Aim of the exercise
Only the number is wanted: count the lines in the data with "till" in them.

### Entries provided ###

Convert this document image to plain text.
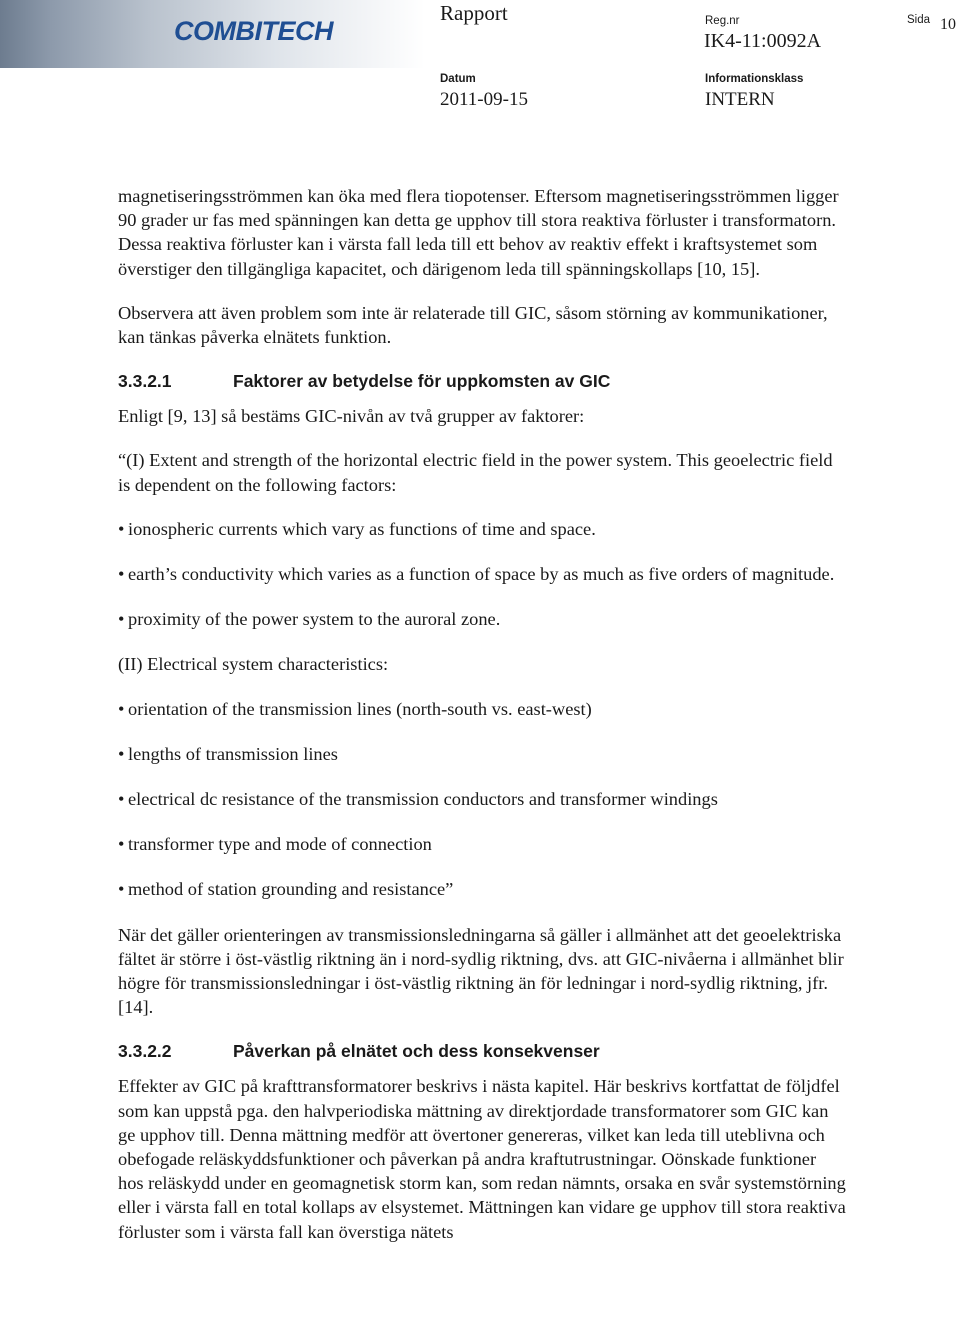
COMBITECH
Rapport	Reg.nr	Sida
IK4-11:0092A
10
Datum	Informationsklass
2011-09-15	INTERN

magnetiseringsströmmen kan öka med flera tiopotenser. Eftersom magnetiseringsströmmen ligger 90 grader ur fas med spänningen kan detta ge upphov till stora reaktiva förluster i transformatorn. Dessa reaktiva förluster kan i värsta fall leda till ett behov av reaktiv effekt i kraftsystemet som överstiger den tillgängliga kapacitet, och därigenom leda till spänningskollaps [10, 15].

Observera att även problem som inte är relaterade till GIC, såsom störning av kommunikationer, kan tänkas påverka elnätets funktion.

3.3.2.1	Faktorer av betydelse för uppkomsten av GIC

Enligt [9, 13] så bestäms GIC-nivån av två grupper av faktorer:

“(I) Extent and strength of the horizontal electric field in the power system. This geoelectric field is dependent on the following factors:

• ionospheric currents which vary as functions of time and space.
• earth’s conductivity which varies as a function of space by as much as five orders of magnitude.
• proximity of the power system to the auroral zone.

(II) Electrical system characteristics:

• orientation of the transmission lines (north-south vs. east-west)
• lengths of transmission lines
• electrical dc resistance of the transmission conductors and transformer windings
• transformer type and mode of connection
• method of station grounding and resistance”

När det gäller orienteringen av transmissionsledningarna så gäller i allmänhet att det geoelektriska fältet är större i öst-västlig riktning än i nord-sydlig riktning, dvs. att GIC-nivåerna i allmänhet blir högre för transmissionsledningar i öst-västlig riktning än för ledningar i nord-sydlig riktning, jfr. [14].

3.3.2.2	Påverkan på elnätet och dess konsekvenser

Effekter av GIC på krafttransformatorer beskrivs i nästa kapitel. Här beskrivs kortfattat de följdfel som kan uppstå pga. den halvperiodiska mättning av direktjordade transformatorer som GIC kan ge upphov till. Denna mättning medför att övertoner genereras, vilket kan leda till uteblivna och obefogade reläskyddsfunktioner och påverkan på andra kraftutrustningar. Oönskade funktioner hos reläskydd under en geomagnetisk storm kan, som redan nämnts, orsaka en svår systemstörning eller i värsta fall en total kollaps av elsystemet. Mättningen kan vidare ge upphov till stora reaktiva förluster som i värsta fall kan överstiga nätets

###
### Entries provided ###

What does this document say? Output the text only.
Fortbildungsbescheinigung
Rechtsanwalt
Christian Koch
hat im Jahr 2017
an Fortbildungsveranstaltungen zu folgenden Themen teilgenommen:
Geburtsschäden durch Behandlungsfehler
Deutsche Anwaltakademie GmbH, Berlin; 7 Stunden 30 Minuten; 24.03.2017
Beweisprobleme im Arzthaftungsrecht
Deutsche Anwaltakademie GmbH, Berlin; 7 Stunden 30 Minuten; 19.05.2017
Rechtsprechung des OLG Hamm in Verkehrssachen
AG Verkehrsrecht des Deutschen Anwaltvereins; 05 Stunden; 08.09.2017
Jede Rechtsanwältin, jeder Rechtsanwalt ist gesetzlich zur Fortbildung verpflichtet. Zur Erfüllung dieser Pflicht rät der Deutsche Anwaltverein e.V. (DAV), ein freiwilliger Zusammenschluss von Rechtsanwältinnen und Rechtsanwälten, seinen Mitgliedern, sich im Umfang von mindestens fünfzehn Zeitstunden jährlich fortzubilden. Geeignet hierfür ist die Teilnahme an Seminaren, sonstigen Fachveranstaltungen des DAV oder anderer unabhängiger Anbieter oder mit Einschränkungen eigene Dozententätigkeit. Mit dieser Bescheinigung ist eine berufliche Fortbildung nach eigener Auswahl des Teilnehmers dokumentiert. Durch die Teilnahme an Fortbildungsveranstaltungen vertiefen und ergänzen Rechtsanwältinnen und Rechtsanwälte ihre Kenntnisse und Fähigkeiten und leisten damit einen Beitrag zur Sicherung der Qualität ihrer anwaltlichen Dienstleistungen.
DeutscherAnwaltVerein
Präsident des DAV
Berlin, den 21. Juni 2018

###
### Entries provided ###

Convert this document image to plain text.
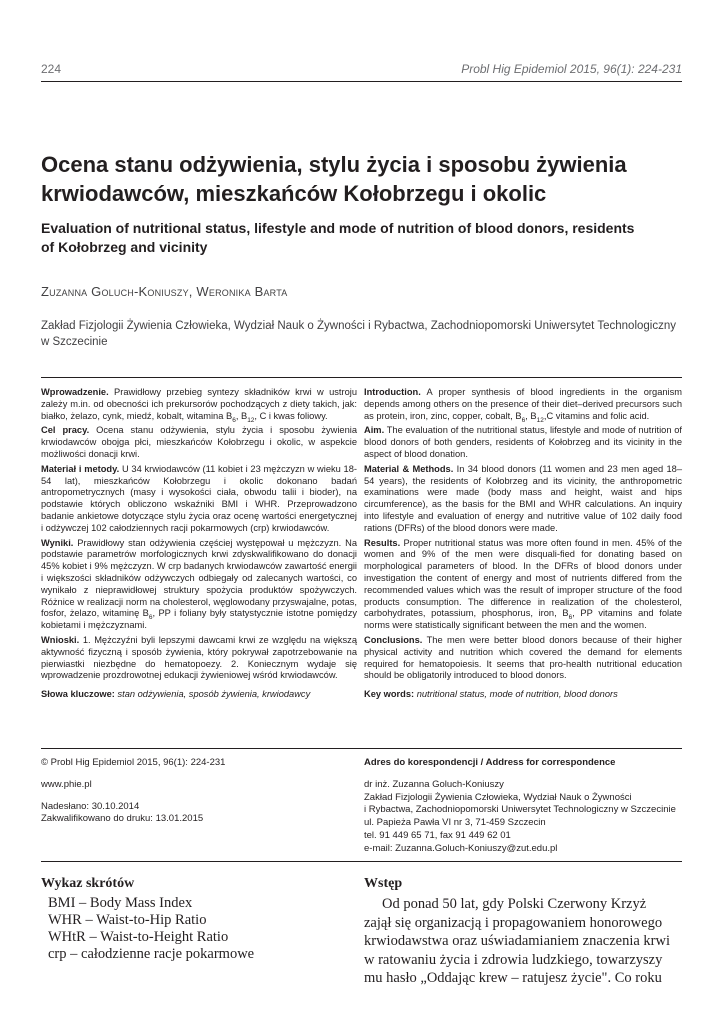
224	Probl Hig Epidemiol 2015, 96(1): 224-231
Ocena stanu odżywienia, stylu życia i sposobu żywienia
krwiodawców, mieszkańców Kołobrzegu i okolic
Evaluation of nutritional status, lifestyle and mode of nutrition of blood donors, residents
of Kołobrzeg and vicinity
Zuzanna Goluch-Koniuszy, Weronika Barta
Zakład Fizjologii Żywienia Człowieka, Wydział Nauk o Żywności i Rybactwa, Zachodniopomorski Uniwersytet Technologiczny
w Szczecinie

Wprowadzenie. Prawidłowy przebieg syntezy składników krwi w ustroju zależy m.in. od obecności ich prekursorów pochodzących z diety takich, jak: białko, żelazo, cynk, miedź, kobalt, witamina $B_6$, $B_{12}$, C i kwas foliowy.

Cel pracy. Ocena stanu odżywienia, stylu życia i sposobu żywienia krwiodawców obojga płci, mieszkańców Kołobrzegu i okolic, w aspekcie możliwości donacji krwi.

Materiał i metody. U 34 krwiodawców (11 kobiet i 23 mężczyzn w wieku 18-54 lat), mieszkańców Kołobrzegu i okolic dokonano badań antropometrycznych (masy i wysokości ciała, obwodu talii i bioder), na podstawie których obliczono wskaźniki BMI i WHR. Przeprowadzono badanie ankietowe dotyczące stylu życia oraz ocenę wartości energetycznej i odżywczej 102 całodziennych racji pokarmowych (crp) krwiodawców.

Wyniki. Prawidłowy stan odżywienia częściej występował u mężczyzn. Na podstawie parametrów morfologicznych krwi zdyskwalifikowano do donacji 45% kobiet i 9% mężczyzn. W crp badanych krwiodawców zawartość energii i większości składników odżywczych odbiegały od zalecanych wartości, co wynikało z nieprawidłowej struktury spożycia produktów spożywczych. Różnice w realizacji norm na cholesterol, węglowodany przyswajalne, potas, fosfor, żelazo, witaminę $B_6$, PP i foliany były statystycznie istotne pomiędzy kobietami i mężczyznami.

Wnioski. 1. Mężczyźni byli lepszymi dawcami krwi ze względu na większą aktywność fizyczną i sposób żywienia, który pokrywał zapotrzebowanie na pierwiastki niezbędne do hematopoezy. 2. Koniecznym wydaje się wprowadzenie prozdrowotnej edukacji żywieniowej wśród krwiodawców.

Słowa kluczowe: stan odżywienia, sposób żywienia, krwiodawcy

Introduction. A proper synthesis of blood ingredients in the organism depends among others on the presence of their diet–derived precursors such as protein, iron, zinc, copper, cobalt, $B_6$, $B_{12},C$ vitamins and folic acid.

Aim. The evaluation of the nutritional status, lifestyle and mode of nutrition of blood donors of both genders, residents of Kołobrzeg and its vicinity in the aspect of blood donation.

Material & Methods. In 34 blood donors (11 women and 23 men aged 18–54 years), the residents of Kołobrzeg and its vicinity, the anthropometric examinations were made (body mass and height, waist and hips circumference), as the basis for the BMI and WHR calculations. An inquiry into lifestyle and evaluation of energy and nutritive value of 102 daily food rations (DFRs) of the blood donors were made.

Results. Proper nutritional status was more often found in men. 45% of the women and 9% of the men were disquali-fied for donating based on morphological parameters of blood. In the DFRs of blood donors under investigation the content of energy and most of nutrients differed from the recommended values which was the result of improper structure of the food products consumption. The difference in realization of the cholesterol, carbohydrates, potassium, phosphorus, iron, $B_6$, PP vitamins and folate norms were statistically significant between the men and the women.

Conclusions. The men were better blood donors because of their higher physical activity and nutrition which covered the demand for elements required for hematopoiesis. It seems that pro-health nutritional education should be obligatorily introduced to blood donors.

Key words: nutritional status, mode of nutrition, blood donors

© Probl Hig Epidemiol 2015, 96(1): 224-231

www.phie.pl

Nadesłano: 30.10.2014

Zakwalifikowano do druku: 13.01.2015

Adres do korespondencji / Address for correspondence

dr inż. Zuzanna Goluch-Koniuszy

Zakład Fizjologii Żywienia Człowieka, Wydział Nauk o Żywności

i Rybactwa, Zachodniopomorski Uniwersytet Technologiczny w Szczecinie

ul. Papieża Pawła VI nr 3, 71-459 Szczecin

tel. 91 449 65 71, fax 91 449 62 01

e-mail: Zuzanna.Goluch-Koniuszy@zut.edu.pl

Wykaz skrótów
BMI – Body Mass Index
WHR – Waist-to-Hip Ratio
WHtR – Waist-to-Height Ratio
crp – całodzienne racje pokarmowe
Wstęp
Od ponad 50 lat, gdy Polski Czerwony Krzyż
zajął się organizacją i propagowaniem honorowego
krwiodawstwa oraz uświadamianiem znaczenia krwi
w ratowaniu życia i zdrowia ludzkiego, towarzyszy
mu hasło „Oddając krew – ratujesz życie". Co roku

###

Response to the exercise
3